| WORK TO BE COMPLETED |
Write out each line beneath this one exactly as it reads.

| GIVEN RECORDS |
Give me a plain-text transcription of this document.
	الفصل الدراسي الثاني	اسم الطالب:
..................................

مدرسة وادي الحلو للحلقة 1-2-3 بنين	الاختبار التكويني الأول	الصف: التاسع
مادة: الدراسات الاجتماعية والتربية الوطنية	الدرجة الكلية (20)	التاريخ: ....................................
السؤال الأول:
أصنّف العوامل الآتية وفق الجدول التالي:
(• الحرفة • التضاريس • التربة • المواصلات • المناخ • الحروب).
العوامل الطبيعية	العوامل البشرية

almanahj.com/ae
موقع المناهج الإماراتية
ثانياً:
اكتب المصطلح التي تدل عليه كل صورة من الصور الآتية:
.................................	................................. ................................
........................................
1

| RESULT |
Give me a plain-text transcription of this document.
	الفصل الدراسي الثاني	اسم الطالب:
..................................

مدرسة وادي الحلو للحلقة 1-2-3 بنين	الاختبار التكويني الأول	الصف: التاسع
مادة: الدراسات الاجتماعية والتربية الوطنية	الدرجة الكلية (20)	التاريخ: ....................................
السؤال الأول:
أصنّف العوامل الآتية وفق الجدول التالي:
(• الحرفة • التضاريس • التربة • المواصلات • المناخ • الحروب).
العوامل الطبيعية	العوامل البشرية

almanahj.com/ae
موقع المناهج الإماراتية
ثانياً:
اكتب المصطلح التي تدل عليه كل صورة من الصور الآتية:
.................................	................................. ................................
........................................
1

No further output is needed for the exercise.